### [Exercise aim]
Leaving out all images, write out the records that follow exactly.
# start of Data supplied
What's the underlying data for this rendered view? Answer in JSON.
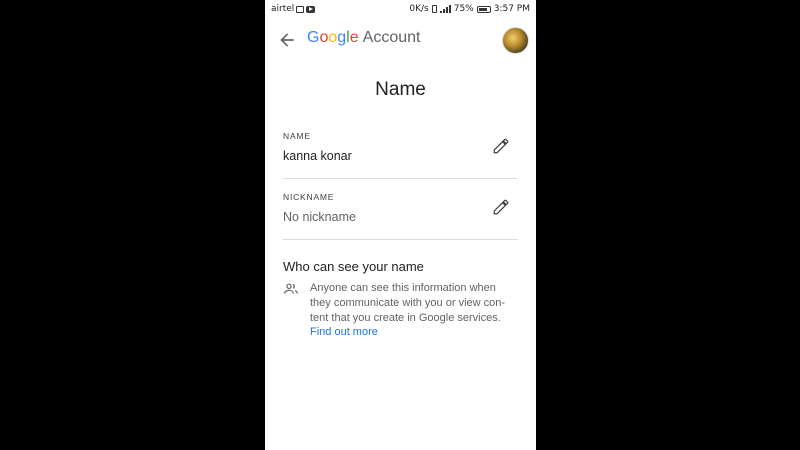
{
  "status_bar": {
    "carrier": "airtel",
    "network_speed": "0K/s",
    "battery_percent": "75%",
    "time": "3:57 PM"
  },
  "header": {
    "logo": [
      "G",
      "o",
      "o",
      "g",
      "l",
      "e"
    ],
    "account_word": "Account",
    "avatar_icon": "user-avatar"
  },
  "page": {
    "title": "Name"
  },
  "name_field": {
    "label": "NAME",
    "value": "kanna konar",
    "edit_icon": "pencil-icon"
  },
  "nickname_field": {
    "label": "NICKNAME",
    "value": "No nickname",
    "edit_icon": "pencil-icon"
  },
  "visibility": {
    "title": "Who can see your name",
    "icon": "people-icon",
    "line1": "Anyone can see this information when",
    "line2": "they communicate with you or view con-",
    "line3": "tent that you create in Google services.",
    "link": "Find out more"
  },
  "colors": {
    "google_blue": "#4285F4",
    "google_red": "#EA4335",
    "google_yellow": "#FBBC05",
    "google_green": "#34A853",
    "link_blue": "#1a73e8"
  }
}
# end of Data supplied
### [Expected answer]
What's the underlying data for this rendered view? Answer in JSON.
{
  "status_bar": {
    "carrier": "airtel",
    "network_speed": "0K/s",
    "battery_percent": "75%",
    "time": "3:57 PM"
  },
  "header": {
    "logo": [
      "G",
      "o",
      "o",
      "g",
      "l",
      "e"
    ],
    "account_word": "Account",
    "avatar_icon": "user-avatar"
  },
  "page": {
    "title": "Name"
  },
  "name_field": {
    "label": "NAME",
    "value": "kanna konar",
    "edit_icon": "pencil-icon"
  },
  "nickname_field": {
    "label": "NICKNAME",
    "value": "No nickname",
    "edit_icon": "pencil-icon"
  },
  "visibility": {
    "title": "Who can see your name",
    "icon": "people-icon",
    "line1": "Anyone can see this information when",
    "line2": "they communicate with you or view con-",
    "line3": "tent that you create in Google services.",
    "link": "Find out more"
  },
  "colors": {
    "google_blue": "#4285F4",
    "google_red": "#EA4335",
    "google_yellow": "#FBBC05",
    "google_green": "#34A853",
    "link_blue": "#1a73e8"
  }
}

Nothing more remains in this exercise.